GIVEN TASK
Copy out every line of the material below without changing anything.

GIVEN INFORMATION
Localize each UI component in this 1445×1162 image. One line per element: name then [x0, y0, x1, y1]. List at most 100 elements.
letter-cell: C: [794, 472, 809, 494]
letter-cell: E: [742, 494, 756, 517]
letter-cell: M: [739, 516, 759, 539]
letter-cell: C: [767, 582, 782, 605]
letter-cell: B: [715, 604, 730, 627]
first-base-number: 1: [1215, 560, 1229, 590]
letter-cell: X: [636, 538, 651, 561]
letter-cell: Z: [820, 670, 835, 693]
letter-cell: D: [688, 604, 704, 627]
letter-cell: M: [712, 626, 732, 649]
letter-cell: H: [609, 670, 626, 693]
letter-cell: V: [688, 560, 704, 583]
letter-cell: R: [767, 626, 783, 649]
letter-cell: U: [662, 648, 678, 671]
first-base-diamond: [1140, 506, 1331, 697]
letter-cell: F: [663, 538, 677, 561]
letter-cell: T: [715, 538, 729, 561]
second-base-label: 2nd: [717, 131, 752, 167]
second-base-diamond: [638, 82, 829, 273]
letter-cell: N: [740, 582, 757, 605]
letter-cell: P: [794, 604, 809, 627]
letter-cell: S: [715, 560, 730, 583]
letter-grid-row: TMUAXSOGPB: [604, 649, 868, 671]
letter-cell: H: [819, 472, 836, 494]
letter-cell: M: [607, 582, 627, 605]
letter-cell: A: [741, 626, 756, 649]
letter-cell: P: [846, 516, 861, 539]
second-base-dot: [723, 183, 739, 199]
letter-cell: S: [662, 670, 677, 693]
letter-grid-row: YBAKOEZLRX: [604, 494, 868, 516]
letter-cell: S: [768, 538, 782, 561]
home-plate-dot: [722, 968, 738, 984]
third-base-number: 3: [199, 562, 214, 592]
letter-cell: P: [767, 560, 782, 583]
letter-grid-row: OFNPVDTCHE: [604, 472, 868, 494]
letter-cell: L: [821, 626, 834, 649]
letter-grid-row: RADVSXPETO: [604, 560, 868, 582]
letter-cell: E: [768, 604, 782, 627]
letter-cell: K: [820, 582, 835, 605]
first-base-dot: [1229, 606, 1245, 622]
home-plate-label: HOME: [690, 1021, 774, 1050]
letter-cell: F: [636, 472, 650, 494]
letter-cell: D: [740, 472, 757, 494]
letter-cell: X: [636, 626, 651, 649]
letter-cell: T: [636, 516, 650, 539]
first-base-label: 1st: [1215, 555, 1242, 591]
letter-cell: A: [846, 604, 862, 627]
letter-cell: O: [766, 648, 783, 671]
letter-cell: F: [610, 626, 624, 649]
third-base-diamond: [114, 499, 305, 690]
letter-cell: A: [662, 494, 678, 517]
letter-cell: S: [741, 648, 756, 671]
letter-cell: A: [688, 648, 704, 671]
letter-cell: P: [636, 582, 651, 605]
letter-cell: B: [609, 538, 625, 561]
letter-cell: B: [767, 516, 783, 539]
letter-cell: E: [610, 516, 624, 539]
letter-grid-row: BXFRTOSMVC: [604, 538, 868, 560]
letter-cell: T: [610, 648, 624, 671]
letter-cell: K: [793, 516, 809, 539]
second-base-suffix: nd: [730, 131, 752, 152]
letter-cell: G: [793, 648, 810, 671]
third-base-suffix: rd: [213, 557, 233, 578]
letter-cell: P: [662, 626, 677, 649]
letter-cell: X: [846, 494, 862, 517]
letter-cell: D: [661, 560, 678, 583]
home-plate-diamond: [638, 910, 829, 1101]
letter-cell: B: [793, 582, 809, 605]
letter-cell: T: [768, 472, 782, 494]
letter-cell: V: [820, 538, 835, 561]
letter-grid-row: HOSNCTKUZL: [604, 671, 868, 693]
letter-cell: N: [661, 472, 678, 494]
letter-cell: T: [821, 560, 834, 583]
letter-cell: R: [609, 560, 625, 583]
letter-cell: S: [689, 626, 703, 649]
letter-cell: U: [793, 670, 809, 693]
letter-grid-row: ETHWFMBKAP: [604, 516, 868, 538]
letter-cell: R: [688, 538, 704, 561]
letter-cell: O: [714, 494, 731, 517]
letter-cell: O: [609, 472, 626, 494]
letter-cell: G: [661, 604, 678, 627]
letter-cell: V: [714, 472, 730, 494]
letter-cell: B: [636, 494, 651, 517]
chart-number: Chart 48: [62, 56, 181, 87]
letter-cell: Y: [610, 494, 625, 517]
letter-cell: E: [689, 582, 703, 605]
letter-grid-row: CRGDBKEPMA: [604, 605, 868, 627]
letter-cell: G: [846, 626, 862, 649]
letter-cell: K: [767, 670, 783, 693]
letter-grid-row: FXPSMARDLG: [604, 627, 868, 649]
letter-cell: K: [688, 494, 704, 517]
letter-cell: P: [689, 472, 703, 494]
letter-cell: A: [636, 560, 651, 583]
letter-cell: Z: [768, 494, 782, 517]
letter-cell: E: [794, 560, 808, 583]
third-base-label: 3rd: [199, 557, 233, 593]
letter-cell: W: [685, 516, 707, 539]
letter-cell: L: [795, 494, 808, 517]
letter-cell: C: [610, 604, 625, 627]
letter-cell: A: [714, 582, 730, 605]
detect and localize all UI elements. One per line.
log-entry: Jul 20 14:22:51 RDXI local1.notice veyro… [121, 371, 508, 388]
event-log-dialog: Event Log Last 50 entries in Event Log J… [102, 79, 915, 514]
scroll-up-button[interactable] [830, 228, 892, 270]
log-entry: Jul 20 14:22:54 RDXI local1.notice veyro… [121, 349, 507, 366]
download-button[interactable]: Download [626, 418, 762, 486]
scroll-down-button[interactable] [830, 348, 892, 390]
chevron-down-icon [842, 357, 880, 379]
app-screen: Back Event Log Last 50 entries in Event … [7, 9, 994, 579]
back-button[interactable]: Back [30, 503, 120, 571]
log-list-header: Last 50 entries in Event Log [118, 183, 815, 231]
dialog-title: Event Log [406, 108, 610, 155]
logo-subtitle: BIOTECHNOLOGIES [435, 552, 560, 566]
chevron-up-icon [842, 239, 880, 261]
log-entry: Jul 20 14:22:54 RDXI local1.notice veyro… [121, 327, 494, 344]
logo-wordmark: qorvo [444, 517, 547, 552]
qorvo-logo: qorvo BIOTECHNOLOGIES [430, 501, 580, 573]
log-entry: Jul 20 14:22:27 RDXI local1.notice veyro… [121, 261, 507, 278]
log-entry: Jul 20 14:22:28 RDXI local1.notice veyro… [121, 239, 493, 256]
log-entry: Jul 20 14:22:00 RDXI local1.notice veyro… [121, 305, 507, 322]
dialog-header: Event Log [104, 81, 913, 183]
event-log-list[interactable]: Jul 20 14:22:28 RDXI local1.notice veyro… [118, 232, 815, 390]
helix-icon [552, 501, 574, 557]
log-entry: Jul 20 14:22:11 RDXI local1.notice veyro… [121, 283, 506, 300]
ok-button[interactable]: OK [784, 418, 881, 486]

WRITTEN SOLUTION
Localize each UI component in this 1445×1162 image. One line per element: name then [x0, y0, x1, y1]. List at most 100 elements.
letter-cell: C: [794, 472, 809, 494]
letter-cell: E: [742, 494, 756, 517]
letter-cell: M: [739, 516, 759, 539]
letter-cell: C: [767, 582, 782, 605]
letter-cell: B: [715, 604, 730, 627]
first-base-number: 1: [1215, 560, 1229, 590]
letter-cell: X: [636, 538, 651, 561]
letter-cell: Z: [820, 670, 835, 693]
letter-cell: D: [688, 604, 704, 627]
letter-cell: M: [712, 626, 732, 649]
letter-cell: H: [609, 670, 626, 693]
letter-cell: V: [688, 560, 704, 583]
letter-cell: R: [767, 626, 783, 649]
letter-cell: U: [662, 648, 678, 671]
first-base-diamond: [1140, 506, 1331, 697]
letter-cell: F: [663, 538, 677, 561]
letter-cell: T: [715, 538, 729, 561]
second-base-label: 2nd: [717, 131, 752, 167]
second-base-diamond: [638, 82, 829, 273]
letter-cell: N: [740, 582, 757, 605]
letter-cell: P: [794, 604, 809, 627]
letter-cell: S: [715, 560, 730, 583]
letter-grid-row: TMUAXSOGPB: [604, 649, 868, 671]
letter-cell: H: [819, 472, 836, 494]
letter-cell: M: [607, 582, 627, 605]
letter-cell: A: [741, 626, 756, 649]
letter-cell: P: [846, 516, 861, 539]
second-base-dot: [723, 183, 739, 199]
letter-cell: S: [662, 670, 677, 693]
letter-grid-row: YBAKOEZLRX: [604, 494, 868, 516]
letter-cell: S: [768, 538, 782, 561]
home-plate-dot: [722, 968, 738, 984]
third-base-number: 3: [199, 562, 214, 592]
letter-cell: P: [767, 560, 782, 583]
letter-grid-row: OFNPVDTCHE: [604, 472, 868, 494]
letter-cell: L: [821, 626, 834, 649]
letter-grid-row: RADVSXPETO: [604, 560, 868, 582]
letter-cell: E: [768, 604, 782, 627]
letter-cell: K: [820, 582, 835, 605]
first-base-dot: [1229, 606, 1245, 622]
home-plate-label: HOME: [690, 1021, 774, 1050]
letter-cell: F: [636, 472, 650, 494]
letter-cell: D: [740, 472, 757, 494]
letter-cell: X: [636, 626, 651, 649]
letter-cell: T: [636, 516, 650, 539]
first-base-label: 1st: [1215, 555, 1242, 591]
letter-cell: A: [846, 604, 862, 627]
letter-cell: O: [766, 648, 783, 671]
letter-cell: F: [610, 626, 624, 649]
third-base-diamond: [114, 499, 305, 690]
letter-cell: A: [662, 494, 678, 517]
letter-cell: S: [741, 648, 756, 671]
letter-cell: A: [688, 648, 704, 671]
letter-cell: P: [636, 582, 651, 605]
letter-cell: B: [609, 538, 625, 561]
letter-cell: B: [767, 516, 783, 539]
letter-cell: E: [610, 516, 624, 539]
letter-grid-row: BXFRTOSMVC: [604, 538, 868, 560]
letter-cell: T: [610, 648, 624, 671]
letter-cell: K: [793, 516, 809, 539]
second-base-suffix: nd: [730, 131, 752, 152]
letter-cell: G: [793, 648, 810, 671]
third-base-suffix: rd: [213, 557, 233, 578]
letter-cell: P: [662, 626, 677, 649]
letter-cell: X: [846, 494, 862, 517]
letter-cell: D: [661, 560, 678, 583]
home-plate-diamond: [638, 910, 829, 1101]
letter-cell: B: [793, 582, 809, 605]
letter-cell: T: [768, 472, 782, 494]
letter-cell: V: [820, 538, 835, 561]
letter-grid-row: HOSNCTKUZL: [604, 671, 868, 693]
letter-cell: N: [661, 472, 678, 494]
letter-cell: T: [821, 560, 834, 583]
letter-cell: R: [609, 560, 625, 583]
letter-cell: S: [689, 626, 703, 649]
letter-cell: U: [793, 670, 809, 693]
letter-grid-row: ETHWFMBKAP: [604, 516, 868, 538]
letter-cell: R: [688, 538, 704, 561]
letter-cell: O: [714, 494, 731, 517]
letter-cell: O: [609, 472, 626, 494]
letter-cell: G: [661, 604, 678, 627]
letter-cell: V: [714, 472, 730, 494]
letter-cell: B: [636, 494, 651, 517]
chart-number: Chart 48: [62, 56, 181, 87]
letter-cell: Y: [610, 494, 625, 517]
letter-cell: E: [689, 582, 703, 605]
letter-grid-row: CRGDBKEPMA: [604, 605, 868, 627]
letter-cell: G: [846, 626, 862, 649]
letter-cell: K: [767, 670, 783, 693]
letter-grid-row: FXPSMARDLG: [604, 627, 868, 649]
letter-cell: K: [688, 494, 704, 517]
letter-cell: P: [689, 472, 703, 494]
letter-cell: A: [636, 560, 651, 583]
letter-cell: Z: [768, 494, 782, 517]
letter-cell: E: [794, 560, 808, 583]
third-base-label: 3rd: [199, 557, 233, 593]
letter-cell: W: [685, 516, 707, 539]
letter-cell: L: [795, 494, 808, 517]
letter-cell: C: [610, 604, 625, 627]
letter-cell: A: [714, 582, 730, 605]
detect and localize all UI elements. One per line.
log-entry: Jul 20 14:22:51 RDXI local1.notice veyro… [121, 371, 508, 388]
event-log-dialog: Event Log Last 50 entries in Event Log J… [102, 79, 915, 514]
scroll-up-button[interactable] [830, 228, 892, 270]
log-entry: Jul 20 14:22:54 RDXI local1.notice veyro… [121, 349, 507, 366]
download-button[interactable]: Download [626, 418, 762, 486]
scroll-down-button[interactable] [830, 348, 892, 390]
chevron-down-icon [842, 357, 880, 379]
app-screen: Back Event Log Last 50 entries in Event … [7, 9, 994, 579]
back-button[interactable]: Back [30, 503, 120, 571]
log-list-header: Last 50 entries in Event Log [118, 183, 815, 231]
dialog-title: Event Log [406, 108, 610, 155]
logo-subtitle: BIOTECHNOLOGIES [435, 552, 560, 566]
chevron-up-icon [842, 239, 880, 261]
log-entry: Jul 20 14:22:54 RDXI local1.notice veyro… [121, 327, 494, 344]
logo-wordmark: qorvo [444, 517, 547, 552]
qorvo-logo: qorvo BIOTECHNOLOGIES [430, 501, 580, 573]
log-entry: Jul 20 14:22:27 RDXI local1.notice veyro… [121, 261, 507, 278]
log-entry: Jul 20 14:22:28 RDXI local1.notice veyro… [121, 239, 493, 256]
log-entry: Jul 20 14:22:00 RDXI local1.notice veyro… [121, 305, 507, 322]
dialog-header: Event Log [104, 81, 913, 183]
event-log-list[interactable]: Jul 20 14:22:28 RDXI local1.notice veyro… [118, 232, 815, 390]
helix-icon [552, 501, 574, 557]
log-entry: Jul 20 14:22:11 RDXI local1.notice veyro… [121, 283, 506, 300]
ok-button[interactable]: OK [784, 418, 881, 486]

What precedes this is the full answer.